— Begin Supplied material —

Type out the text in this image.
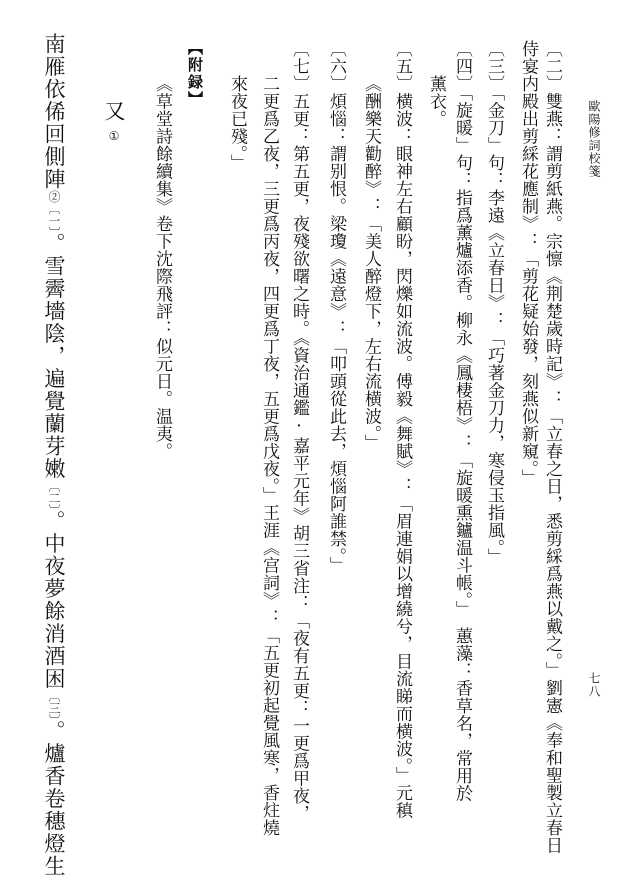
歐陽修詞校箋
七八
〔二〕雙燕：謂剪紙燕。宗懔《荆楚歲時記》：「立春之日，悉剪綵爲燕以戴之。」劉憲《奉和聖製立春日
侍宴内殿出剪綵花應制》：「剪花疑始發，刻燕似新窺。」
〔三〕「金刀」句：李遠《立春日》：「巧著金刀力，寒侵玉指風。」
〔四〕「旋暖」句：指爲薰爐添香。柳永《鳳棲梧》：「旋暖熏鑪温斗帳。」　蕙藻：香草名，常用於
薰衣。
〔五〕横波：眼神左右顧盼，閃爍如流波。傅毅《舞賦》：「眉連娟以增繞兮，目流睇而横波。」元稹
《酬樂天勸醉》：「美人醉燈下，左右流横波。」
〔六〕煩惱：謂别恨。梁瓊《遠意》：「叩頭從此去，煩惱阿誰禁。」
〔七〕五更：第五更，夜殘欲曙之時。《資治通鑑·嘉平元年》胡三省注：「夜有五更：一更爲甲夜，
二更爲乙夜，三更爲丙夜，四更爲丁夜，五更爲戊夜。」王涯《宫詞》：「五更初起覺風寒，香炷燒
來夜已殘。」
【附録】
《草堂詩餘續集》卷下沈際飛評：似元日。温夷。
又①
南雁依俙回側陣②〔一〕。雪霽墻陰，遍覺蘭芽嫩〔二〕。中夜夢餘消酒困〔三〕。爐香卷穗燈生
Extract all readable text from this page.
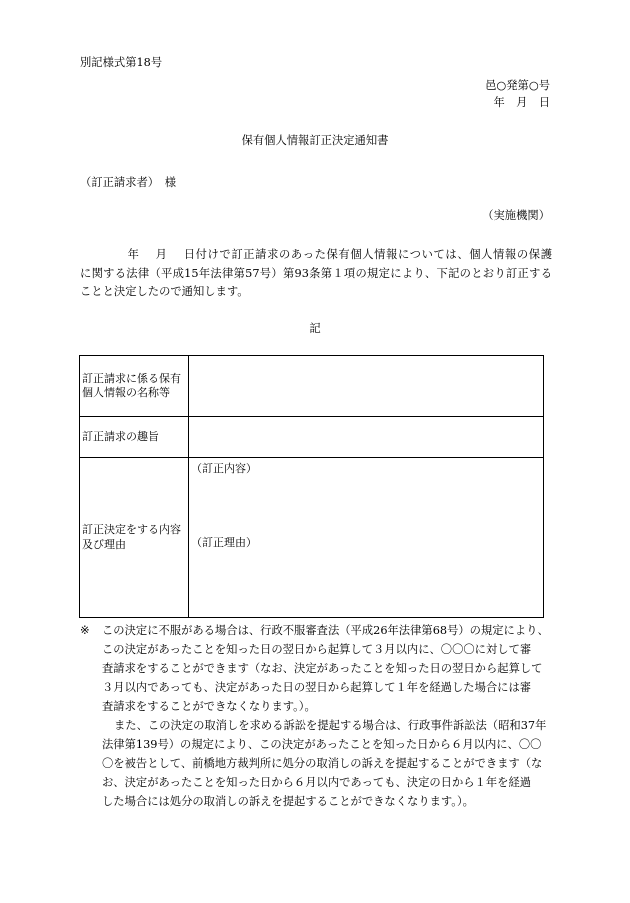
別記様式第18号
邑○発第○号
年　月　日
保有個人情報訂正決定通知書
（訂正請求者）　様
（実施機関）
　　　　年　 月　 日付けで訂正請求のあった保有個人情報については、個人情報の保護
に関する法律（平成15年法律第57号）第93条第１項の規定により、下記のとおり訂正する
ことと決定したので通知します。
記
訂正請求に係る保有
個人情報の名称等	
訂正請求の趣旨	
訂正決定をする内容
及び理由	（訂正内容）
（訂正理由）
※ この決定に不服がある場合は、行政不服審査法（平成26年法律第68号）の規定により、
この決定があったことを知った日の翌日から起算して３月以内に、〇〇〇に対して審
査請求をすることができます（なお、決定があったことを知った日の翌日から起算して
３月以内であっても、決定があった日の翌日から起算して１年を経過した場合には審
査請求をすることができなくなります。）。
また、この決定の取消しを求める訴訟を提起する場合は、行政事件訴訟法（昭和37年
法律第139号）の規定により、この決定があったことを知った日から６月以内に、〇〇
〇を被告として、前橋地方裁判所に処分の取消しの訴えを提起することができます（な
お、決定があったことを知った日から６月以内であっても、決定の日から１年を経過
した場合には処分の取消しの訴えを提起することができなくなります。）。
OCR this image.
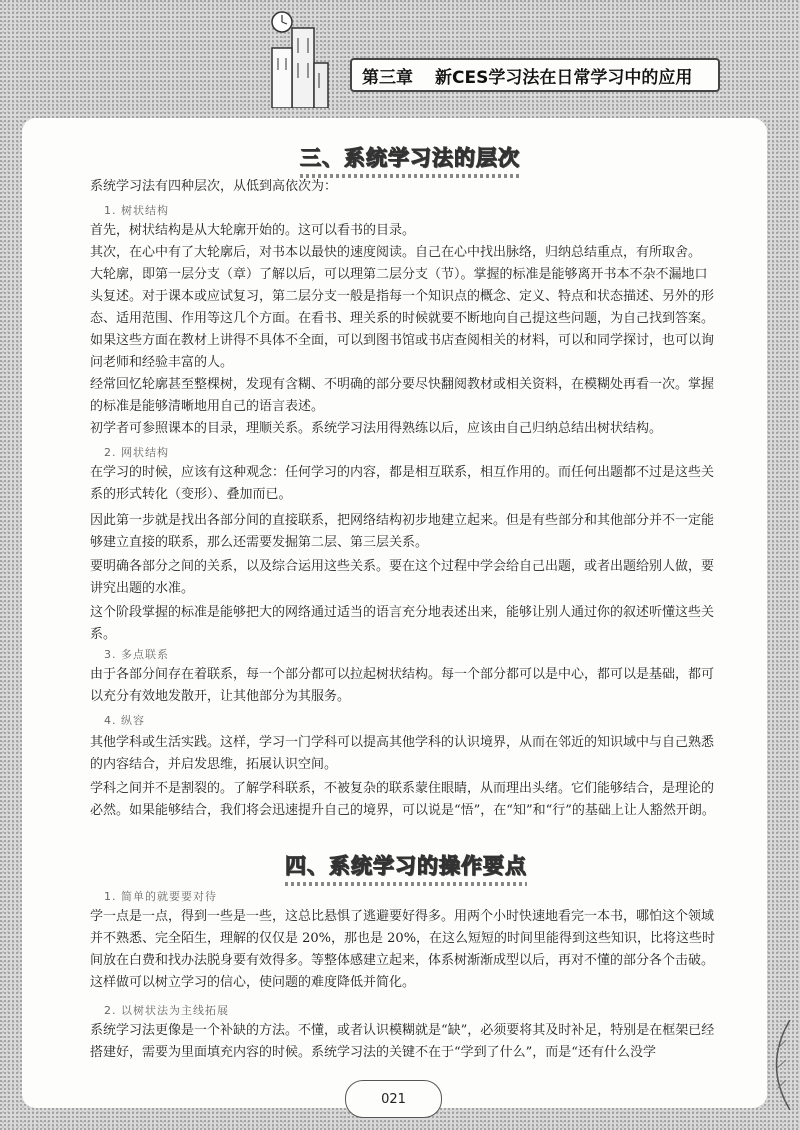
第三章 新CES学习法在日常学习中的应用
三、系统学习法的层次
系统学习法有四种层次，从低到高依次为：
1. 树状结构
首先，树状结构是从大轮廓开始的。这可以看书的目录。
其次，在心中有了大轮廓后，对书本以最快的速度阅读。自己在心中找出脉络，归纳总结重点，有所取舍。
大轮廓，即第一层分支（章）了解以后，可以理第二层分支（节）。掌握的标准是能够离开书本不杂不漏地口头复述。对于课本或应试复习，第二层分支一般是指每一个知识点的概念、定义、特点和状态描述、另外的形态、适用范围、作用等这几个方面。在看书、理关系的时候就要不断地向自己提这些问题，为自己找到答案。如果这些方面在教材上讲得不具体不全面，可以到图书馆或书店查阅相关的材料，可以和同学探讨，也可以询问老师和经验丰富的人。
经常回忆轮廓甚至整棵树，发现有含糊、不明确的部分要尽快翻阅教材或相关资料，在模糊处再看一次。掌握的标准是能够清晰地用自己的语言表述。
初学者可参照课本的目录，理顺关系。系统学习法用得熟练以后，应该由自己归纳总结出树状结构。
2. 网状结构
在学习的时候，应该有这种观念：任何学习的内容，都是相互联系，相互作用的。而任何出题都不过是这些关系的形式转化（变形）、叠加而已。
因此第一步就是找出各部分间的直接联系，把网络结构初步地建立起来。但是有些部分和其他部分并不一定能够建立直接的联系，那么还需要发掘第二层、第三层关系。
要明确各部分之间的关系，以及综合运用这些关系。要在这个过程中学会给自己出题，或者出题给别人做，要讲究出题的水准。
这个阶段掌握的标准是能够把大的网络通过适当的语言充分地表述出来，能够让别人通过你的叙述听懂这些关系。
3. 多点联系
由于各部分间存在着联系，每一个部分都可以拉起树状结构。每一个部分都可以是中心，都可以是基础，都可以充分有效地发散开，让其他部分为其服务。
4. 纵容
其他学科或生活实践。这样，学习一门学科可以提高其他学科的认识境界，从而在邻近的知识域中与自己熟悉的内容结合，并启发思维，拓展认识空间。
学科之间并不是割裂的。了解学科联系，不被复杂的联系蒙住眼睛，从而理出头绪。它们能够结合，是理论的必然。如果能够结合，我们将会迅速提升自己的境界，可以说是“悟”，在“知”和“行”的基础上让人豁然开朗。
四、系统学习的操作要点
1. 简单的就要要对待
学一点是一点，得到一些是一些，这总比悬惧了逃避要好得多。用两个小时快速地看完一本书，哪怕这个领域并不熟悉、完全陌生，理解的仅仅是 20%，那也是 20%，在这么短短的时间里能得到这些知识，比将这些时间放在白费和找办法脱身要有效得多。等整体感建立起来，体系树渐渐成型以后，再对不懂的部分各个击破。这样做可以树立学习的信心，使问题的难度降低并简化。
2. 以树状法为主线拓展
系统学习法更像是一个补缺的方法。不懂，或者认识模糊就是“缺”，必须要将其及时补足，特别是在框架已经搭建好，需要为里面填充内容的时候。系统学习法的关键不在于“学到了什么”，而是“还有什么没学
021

— End Supplied material —

--- What to produce ---
Reproduce the material word for word. Any pictures should be left out of the copy.

--- Full solution ---
Type out the text in this image.
歐陽修詞校箋
七八
〔二〕雙燕：謂剪紙燕。宗懔《荆楚歲時記》：「立春之日，悉剪綵爲燕以戴之。」劉憲《奉和聖製立春日
侍宴内殿出剪綵花應制》：「剪花疑始發，刻燕似新窺。」
〔三〕「金刀」句：李遠《立春日》：「巧著金刀力，寒侵玉指風。」
〔四〕「旋暖」句：指爲薰爐添香。柳永《鳳棲梧》：「旋暖熏鑪温斗帳。」　蕙藻：香草名，常用於
薰衣。
〔五〕横波：眼神左右顧盼，閃爍如流波。傅毅《舞賦》：「眉連娟以增繞兮，目流睇而横波。」元稹
《酬樂天勸醉》：「美人醉燈下，左右流横波。」
〔六〕煩惱：謂别恨。梁瓊《遠意》：「叩頭從此去，煩惱阿誰禁。」
〔七〕五更：第五更，夜殘欲曙之時。《資治通鑑·嘉平元年》胡三省注：「夜有五更：一更爲甲夜，
二更爲乙夜，三更爲丙夜，四更爲丁夜，五更爲戊夜。」王涯《宫詞》：「五更初起覺風寒，香炷燒
來夜已殘。」
【附録】
《草堂詩餘續集》卷下沈際飛評：似元日。温夷。
又①
南雁依俙回側陣②〔一〕。雪霽墻陰，遍覺蘭芽嫩〔二〕。中夜夢餘消酒困〔三〕。爐香卷穗燈生
Extract all readable text from this page.
別記様式第18号
邑○発第○号
年　月　日
保有個人情報訂正決定通知書
（訂正請求者）　様
（実施機関）
　　　　年　 月　 日付けで訂正請求のあった保有個人情報については、個人情報の保護
に関する法律（平成15年法律第57号）第93条第１項の規定により、下記のとおり訂正する
ことと決定したので通知します。
記
訂正請求に係る保有
個人情報の名称等	
訂正請求の趣旨	
訂正決定をする内容
及び理由	（訂正内容）
（訂正理由）
※ この決定に不服がある場合は、行政不服審査法（平成26年法律第68号）の規定により、
この決定があったことを知った日の翌日から起算して３月以内に、〇〇〇に対して審
査請求をすることができます（なお、決定があったことを知った日の翌日から起算して
３月以内であっても、決定があった日の翌日から起算して１年を経過した場合には審
査請求をすることができなくなります。）。
また、この決定の取消しを求める訴訟を提起する場合は、行政事件訴訟法（昭和37年
法律第139号）の規定により、この決定があったことを知った日から６月以内に、〇〇
〇を被告として、前橋地方裁判所に処分の取消しの訴えを提起することができます（な
お、決定があったことを知った日から６月以内であっても、決定の日から１年を経過
した場合には処分の取消しの訴えを提起することができなくなります。）。
OCR this image.
第三章 新CES学习法在日常学习中的应用
三、系统学习法的层次
系统学习法有四种层次，从低到高依次为：
1. 树状结构
首先，树状结构是从大轮廓开始的。这可以看书的目录。
其次，在心中有了大轮廓后，对书本以最快的速度阅读。自己在心中找出脉络，归纳总结重点，有所取舍。
大轮廓，即第一层分支（章）了解以后，可以理第二层分支（节）。掌握的标准是能够离开书本不杂不漏地口头复述。对于课本或应试复习，第二层分支一般是指每一个知识点的概念、定义、特点和状态描述、另外的形态、适用范围、作用等这几个方面。在看书、理关系的时候就要不断地向自己提这些问题，为自己找到答案。如果这些方面在教材上讲得不具体不全面，可以到图书馆或书店查阅相关的材料，可以和同学探讨，也可以询问老师和经验丰富的人。
经常回忆轮廓甚至整棵树，发现有含糊、不明确的部分要尽快翻阅教材或相关资料，在模糊处再看一次。掌握的标准是能够清晰地用自己的语言表述。
初学者可参照课本的目录，理顺关系。系统学习法用得熟练以后，应该由自己归纳总结出树状结构。
2. 网状结构
在学习的时候，应该有这种观念：任何学习的内容，都是相互联系，相互作用的。而任何出题都不过是这些关系的形式转化（变形）、叠加而已。
因此第一步就是找出各部分间的直接联系，把网络结构初步地建立起来。但是有些部分和其他部分并不一定能够建立直接的联系，那么还需要发掘第二层、第三层关系。
要明确各部分之间的关系，以及综合运用这些关系。要在这个过程中学会给自己出题，或者出题给别人做，要讲究出题的水准。
这个阶段掌握的标准是能够把大的网络通过适当的语言充分地表述出来，能够让别人通过你的叙述听懂这些关系。
3. 多点联系
由于各部分间存在着联系，每一个部分都可以拉起树状结构。每一个部分都可以是中心，都可以是基础，都可以充分有效地发散开，让其他部分为其服务。
4. 纵容
其他学科或生活实践。这样，学习一门学科可以提高其他学科的认识境界，从而在邻近的知识域中与自己熟悉的内容结合，并启发思维，拓展认识空间。
学科之间并不是割裂的。了解学科联系，不被复杂的联系蒙住眼睛，从而理出头绪。它们能够结合，是理论的必然。如果能够结合，我们将会迅速提升自己的境界，可以说是“悟”，在“知”和“行”的基础上让人豁然开朗。
四、系统学习的操作要点
1. 简单的就要要对待
学一点是一点，得到一些是一些，这总比悬惧了逃避要好得多。用两个小时快速地看完一本书，哪怕这个领域并不熟悉、完全陌生，理解的仅仅是 20%，那也是 20%，在这么短短的时间里能得到这些知识，比将这些时间放在白费和找办法脱身要有效得多。等整体感建立起来，体系树渐渐成型以后，再对不懂的部分各个击破。这样做可以树立学习的信心，使问题的难度降低并简化。
2. 以树状法为主线拓展
系统学习法更像是一个补缺的方法。不懂，或者认识模糊就是“缺”，必须要将其及时补足，特别是在框架已经搭建好，需要为里面填充内容的时候。系统学习法的关键不在于“学到了什么”，而是“还有什么没学
021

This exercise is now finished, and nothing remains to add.